Brief: Give the entries again exactly, every one of them.

Task material:
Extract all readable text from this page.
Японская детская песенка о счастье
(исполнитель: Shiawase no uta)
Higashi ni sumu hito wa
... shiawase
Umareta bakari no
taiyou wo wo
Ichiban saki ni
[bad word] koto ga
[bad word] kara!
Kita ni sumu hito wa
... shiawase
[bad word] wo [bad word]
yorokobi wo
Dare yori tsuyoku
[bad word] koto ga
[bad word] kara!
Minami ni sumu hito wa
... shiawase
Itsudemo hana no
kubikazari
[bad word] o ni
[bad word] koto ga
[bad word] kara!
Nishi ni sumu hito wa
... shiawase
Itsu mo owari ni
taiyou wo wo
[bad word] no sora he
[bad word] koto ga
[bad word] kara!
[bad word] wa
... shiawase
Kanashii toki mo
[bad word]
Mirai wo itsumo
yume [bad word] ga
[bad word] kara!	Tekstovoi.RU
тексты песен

Solved exercise:
Extract all readable text from this page.
Японская детская песенка о счастье
(исполнитель: Shiawase no uta)
Higashi ni sumu hito wa
... shiawase
Umareta bakari no
taiyou wo wo
Ichiban saki ni
[bad word] koto ga
[bad word] kara!
Kita ni sumu hito wa
... shiawase
[bad word] wo [bad word]
yorokobi wo
Dare yori tsuyoku
[bad word] koto ga
[bad word] kara!
Minami ni sumu hito wa
... shiawase
Itsudemo hana no
kubikazari
[bad word] o ni
[bad word] koto ga
[bad word] kara!
Nishi ni sumu hito wa
... shiawase
Itsu mo owari ni
taiyou wo wo
[bad word] no sora he
[bad word] koto ga
[bad word] kara!
[bad word] wa
... shiawase
Kanashii toki mo
[bad word]
Mirai wo itsumo
yume [bad word] ga
[bad word] kara!	Tekstovoi.RU
тексты песен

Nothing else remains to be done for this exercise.